---------- Material for this exercise
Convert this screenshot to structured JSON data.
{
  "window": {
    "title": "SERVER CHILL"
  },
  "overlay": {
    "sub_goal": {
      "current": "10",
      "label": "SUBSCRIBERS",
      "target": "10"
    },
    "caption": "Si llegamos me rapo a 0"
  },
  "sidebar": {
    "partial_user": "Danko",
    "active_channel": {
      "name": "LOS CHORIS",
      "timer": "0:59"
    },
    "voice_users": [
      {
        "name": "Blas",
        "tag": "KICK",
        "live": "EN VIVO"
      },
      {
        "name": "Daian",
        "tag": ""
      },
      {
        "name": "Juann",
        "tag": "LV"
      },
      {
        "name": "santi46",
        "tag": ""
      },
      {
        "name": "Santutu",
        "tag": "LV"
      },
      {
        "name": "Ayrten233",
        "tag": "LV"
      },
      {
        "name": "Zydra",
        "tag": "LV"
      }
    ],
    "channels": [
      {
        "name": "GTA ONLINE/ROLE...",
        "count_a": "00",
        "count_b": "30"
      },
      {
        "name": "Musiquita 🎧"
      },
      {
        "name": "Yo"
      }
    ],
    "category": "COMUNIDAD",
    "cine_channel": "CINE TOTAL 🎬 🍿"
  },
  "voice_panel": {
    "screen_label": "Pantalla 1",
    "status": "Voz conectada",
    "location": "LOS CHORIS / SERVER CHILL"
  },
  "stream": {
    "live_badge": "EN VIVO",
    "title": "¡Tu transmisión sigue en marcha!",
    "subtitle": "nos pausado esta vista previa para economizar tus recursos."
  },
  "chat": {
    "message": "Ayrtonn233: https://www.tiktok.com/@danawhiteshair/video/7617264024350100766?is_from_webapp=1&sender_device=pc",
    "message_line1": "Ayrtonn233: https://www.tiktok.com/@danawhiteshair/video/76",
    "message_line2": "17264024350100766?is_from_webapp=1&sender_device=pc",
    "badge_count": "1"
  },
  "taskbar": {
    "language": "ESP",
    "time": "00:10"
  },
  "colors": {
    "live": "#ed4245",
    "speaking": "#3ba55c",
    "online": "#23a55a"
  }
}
--------------------
---------- Material for this exercise
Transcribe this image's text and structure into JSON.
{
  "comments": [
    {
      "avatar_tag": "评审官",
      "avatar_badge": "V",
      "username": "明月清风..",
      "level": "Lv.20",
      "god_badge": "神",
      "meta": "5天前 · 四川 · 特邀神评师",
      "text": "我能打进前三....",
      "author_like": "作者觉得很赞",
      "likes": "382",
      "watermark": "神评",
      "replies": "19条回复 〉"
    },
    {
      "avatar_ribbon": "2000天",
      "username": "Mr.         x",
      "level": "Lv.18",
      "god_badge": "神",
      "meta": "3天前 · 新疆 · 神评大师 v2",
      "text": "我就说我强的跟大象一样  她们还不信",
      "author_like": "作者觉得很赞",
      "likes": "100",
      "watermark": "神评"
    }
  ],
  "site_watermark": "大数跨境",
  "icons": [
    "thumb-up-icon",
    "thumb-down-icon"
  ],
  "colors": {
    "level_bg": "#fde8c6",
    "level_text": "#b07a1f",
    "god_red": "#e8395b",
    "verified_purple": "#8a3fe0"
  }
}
--------------------
In the entries above, find each line with the string "CHILL" and copy it.

    "title": "SERVER CHILL"
    "location": "LOS CHORIS / SERVER CHILL"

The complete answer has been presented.